_Exercise objective_
Extract every line that contains the string "Plan".

========================================================================

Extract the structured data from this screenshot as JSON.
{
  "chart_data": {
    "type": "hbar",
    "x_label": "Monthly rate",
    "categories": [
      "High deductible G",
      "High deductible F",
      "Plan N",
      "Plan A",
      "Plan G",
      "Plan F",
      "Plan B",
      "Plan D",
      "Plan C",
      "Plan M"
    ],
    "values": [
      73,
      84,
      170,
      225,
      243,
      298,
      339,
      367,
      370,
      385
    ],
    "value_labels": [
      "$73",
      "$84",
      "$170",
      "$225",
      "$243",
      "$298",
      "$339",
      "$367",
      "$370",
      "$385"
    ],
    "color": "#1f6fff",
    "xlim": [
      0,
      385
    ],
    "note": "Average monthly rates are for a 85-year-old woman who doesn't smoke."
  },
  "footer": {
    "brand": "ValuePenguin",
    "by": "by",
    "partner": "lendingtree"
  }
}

========================================================================

_Task response_
      "Plan N",
      "Plan A",
      "Plan G",
      "Plan F",
      "Plan B",
      "Plan D",
      "Plan C",
      "Plan M"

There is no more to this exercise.